**DATA**.
----------

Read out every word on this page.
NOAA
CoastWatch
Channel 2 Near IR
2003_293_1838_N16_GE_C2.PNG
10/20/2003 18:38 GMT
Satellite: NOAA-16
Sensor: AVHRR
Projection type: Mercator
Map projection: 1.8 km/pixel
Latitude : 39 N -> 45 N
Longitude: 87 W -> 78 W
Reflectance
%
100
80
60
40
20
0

----------

Reproduce the full listing word for word.

**FINAL RESULT**.
Read out every word on this page.
NOAA
CoastWatch
Channel 2 Near IR
2003_293_1838_N16_GE_C2.PNG
10/20/2003 18:38 GMT
Satellite: NOAA-16
Sensor: AVHRR
Projection type: Mercator
Map projection: 1.8 km/pixel
Latitude : 39 N -> 45 N
Longitude: 87 W -> 78 W
Reflectance
%
100
80
60
40
20
0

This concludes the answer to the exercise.